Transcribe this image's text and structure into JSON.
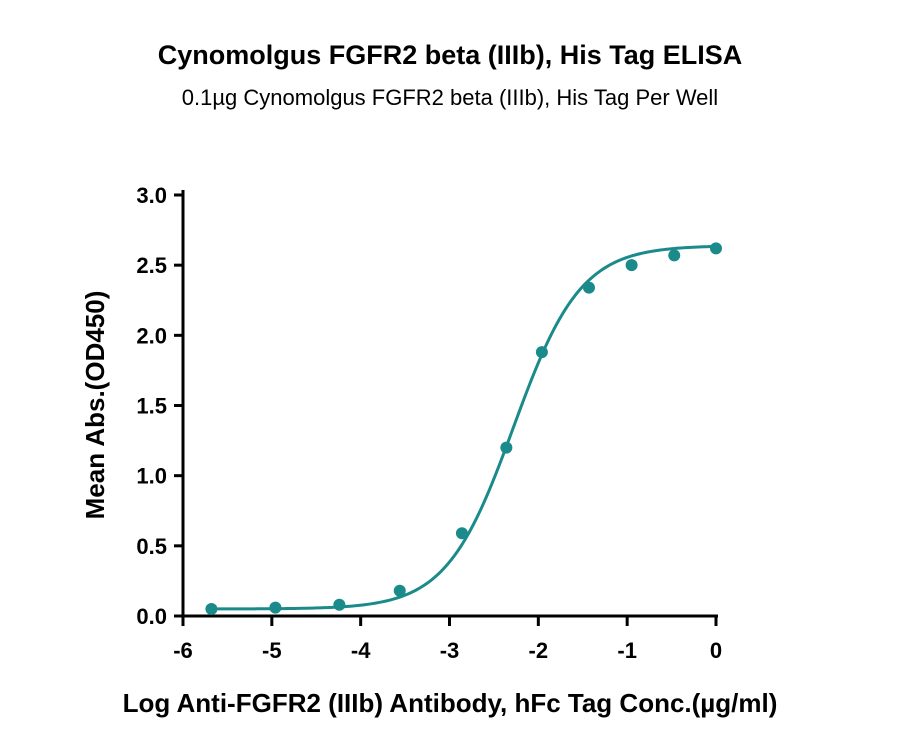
{
  "chart_data": {
    "type": "scatter",
    "title": "Cynomolgus FGFR2 beta (IIIb), His Tag ELISA",
    "subtitle": "0.1µg Cynomolgus FGFR2 beta (IIIb), His Tag Per Well",
    "xlabel": "Log Anti-FGFR2 (IIIb) Antibody, hFc Tag Conc.(µg/ml)",
    "ylabel": "Mean Abs.(OD450)",
    "xlim": [
      -6,
      0
    ],
    "ylim": [
      0,
      3.0
    ],
    "x_ticks": [
      "-6",
      "-5",
      "-4",
      "-3",
      "-2",
      "-1",
      "0"
    ],
    "y_ticks": [
      "0.0",
      "0.5",
      "1.0",
      "1.5",
      "2.0",
      "2.5",
      "3.0"
    ],
    "grid": false,
    "series": [
      {
        "x": [
          -5.68,
          -4.96,
          -4.24,
          -3.56,
          -2.86,
          -2.36,
          -1.96,
          -1.43,
          -0.95,
          -0.47,
          0.0
        ],
        "y": [
          0.05,
          0.06,
          0.08,
          0.18,
          0.59,
          1.2,
          1.88,
          2.34,
          2.5,
          2.57,
          2.62
        ],
        "color": "#1a8a8a",
        "fit": "4PL sigmoid"
      }
    ]
  }
}
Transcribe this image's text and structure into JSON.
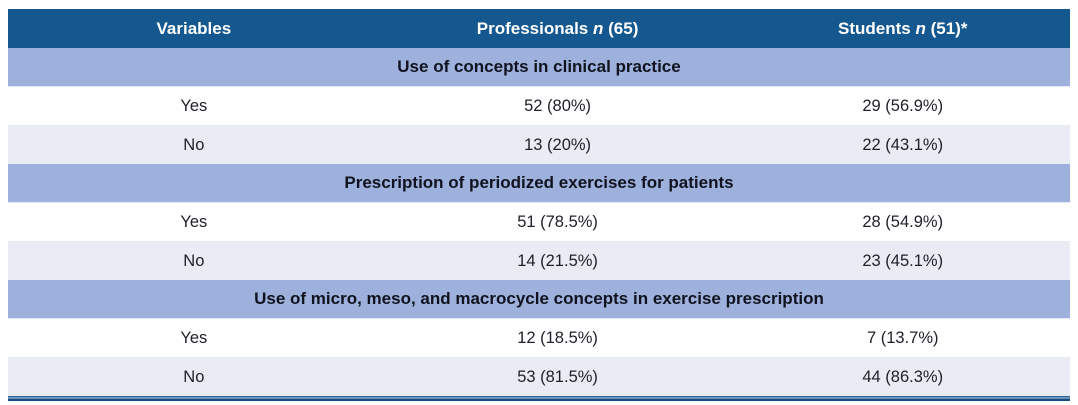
{
  "header": {
    "variables": "Variables",
    "professionals": {
      "name": "Professionals",
      "n": "n",
      "count": "(65)"
    },
    "students": {
      "name": "Students",
      "n": "n",
      "count": "(51)*"
    }
  },
  "sections": [
    {
      "title": "Use of concepts in clinical practice",
      "rows": [
        {
          "variable": "Yes",
          "professionals": "52 (80%)",
          "students": "29 (56.9%)"
        },
        {
          "variable": "No",
          "professionals": "13 (20%)",
          "students": "22 (43.1%)"
        }
      ]
    },
    {
      "title": "Prescription of periodized exercises for patients",
      "rows": [
        {
          "variable": "Yes",
          "professionals": "51 (78.5%)",
          "students": "28 (54.9%)"
        },
        {
          "variable": "No",
          "professionals": "14 (21.5%)",
          "students": "23 (45.1%)"
        }
      ]
    },
    {
      "title": "Use of micro, meso, and macrocycle concepts in exercise prescription",
      "rows": [
        {
          "variable": "Yes",
          "professionals": "12 (18.5%)",
          "students": "7 (13.7%)"
        },
        {
          "variable": "No",
          "professionals": "53 (81.5%)",
          "students": "44 (86.3%)"
        }
      ]
    }
  ],
  "colors": {
    "header_bg": "#15578F",
    "section_bg": "#9DB1DC",
    "row_alt_bg": "#E9EBF5",
    "header_text": "#FFFFFF",
    "body_text": "#21212B",
    "bottom_border": "#134F84"
  },
  "chart_data": {
    "type": "table",
    "columns": [
      "Variables",
      "Professionals n (65)",
      "Students n (51)*"
    ],
    "rows": [
      [
        "Use of concepts in clinical practice",
        "",
        ""
      ],
      [
        "Yes",
        "52 (80%)",
        "29 (56.9%)"
      ],
      [
        "No",
        "13 (20%)",
        "22 (43.1%)"
      ],
      [
        "Prescription of periodized exercises for patients",
        "",
        ""
      ],
      [
        "Yes",
        "51 (78.5%)",
        "28 (54.9%)"
      ],
      [
        "No",
        "14 (21.5%)",
        "23 (45.1%)"
      ],
      [
        "Use of micro, meso, and macrocycle concepts in exercise prescription",
        "",
        ""
      ],
      [
        "Yes",
        "12 (18.5%)",
        "7 (13.7%)"
      ],
      [
        "No",
        "53 (81.5%)",
        "44 (86.3%)"
      ]
    ]
  }
}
══════════
Directions> An exact copy of all the records is required, with the pictures omitted.

Solution>
Transcribe this image's text and structure into JSON.
{
  "chart_data": {
    "type": "scatter",
    "title": "Cynomolgus FGFR2 beta (IIIb), His Tag ELISA",
    "subtitle": "0.1µg Cynomolgus FGFR2 beta (IIIb), His Tag Per Well",
    "xlabel": "Log Anti-FGFR2 (IIIb) Antibody, hFc Tag Conc.(µg/ml)",
    "ylabel": "Mean Abs.(OD450)",
    "xlim": [
      -6,
      0
    ],
    "ylim": [
      0,
      3.0
    ],
    "x_ticks": [
      "-6",
      "-5",
      "-4",
      "-3",
      "-2",
      "-1",
      "0"
    ],
    "y_ticks": [
      "0.0",
      "0.5",
      "1.0",
      "1.5",
      "2.0",
      "2.5",
      "3.0"
    ],
    "grid": false,
    "series": [
      {
        "x": [
          -5.68,
          -4.96,
          -4.24,
          -3.56,
          -2.86,
          -2.36,
          -1.96,
          -1.43,
          -0.95,
          -0.47,
          0.0
        ],
        "y": [
          0.05,
          0.06,
          0.08,
          0.18,
          0.59,
          1.2,
          1.88,
          2.34,
          2.5,
          2.57,
          2.62
        ],
        "color": "#1a8a8a",
        "fit": "4PL sigmoid"
      }
    ]
  }
}
Transcribe this image's text and structure into JSON.
{
  "header": {
    "variables": "Variables",
    "professionals": {
      "name": "Professionals",
      "n": "n",
      "count": "(65)"
    },
    "students": {
      "name": "Students",
      "n": "n",
      "count": "(51)*"
    }
  },
  "sections": [
    {
      "title": "Use of concepts in clinical practice",
      "rows": [
        {
          "variable": "Yes",
          "professionals": "52 (80%)",
          "students": "29 (56.9%)"
        },
        {
          "variable": "No",
          "professionals": "13 (20%)",
          "students": "22 (43.1%)"
        }
      ]
    },
    {
      "title": "Prescription of periodized exercises for patients",
      "rows": [
        {
          "variable": "Yes",
          "professionals": "51 (78.5%)",
          "students": "28 (54.9%)"
        },
        {
          "variable": "No",
          "professionals": "14 (21.5%)",
          "students": "23 (45.1%)"
        }
      ]
    },
    {
      "title": "Use of micro, meso, and macrocycle concepts in exercise prescription",
      "rows": [
        {
          "variable": "Yes",
          "professionals": "12 (18.5%)",
          "students": "7 (13.7%)"
        },
        {
          "variable": "No",
          "professionals": "53 (81.5%)",
          "students": "44 (86.3%)"
        }
      ]
    }
  ],
  "colors": {
    "header_bg": "#15578F",
    "section_bg": "#9DB1DC",
    "row_alt_bg": "#E9EBF5",
    "header_text": "#FFFFFF",
    "body_text": "#21212B",
    "bottom_border": "#134F84"
  },
  "chart_data": {
    "type": "table",
    "columns": [
      "Variables",
      "Professionals n (65)",
      "Students n (51)*"
    ],
    "rows": [
      [
        "Use of concepts in clinical practice",
        "",
        ""
      ],
      [
        "Yes",
        "52 (80%)",
        "29 (56.9%)"
      ],
      [
        "No",
        "13 (20%)",
        "22 (43.1%)"
      ],
      [
        "Prescription of periodized exercises for patients",
        "",
        ""
      ],
      [
        "Yes",
        "51 (78.5%)",
        "28 (54.9%)"
      ],
      [
        "No",
        "14 (21.5%)",
        "23 (45.1%)"
      ],
      [
        "Use of micro, meso, and macrocycle concepts in exercise prescription",
        "",
        ""
      ],
      [
        "Yes",
        "12 (18.5%)",
        "7 (13.7%)"
      ],
      [
        "No",
        "53 (81.5%)",
        "44 (86.3%)"
      ]
    ]
  }
}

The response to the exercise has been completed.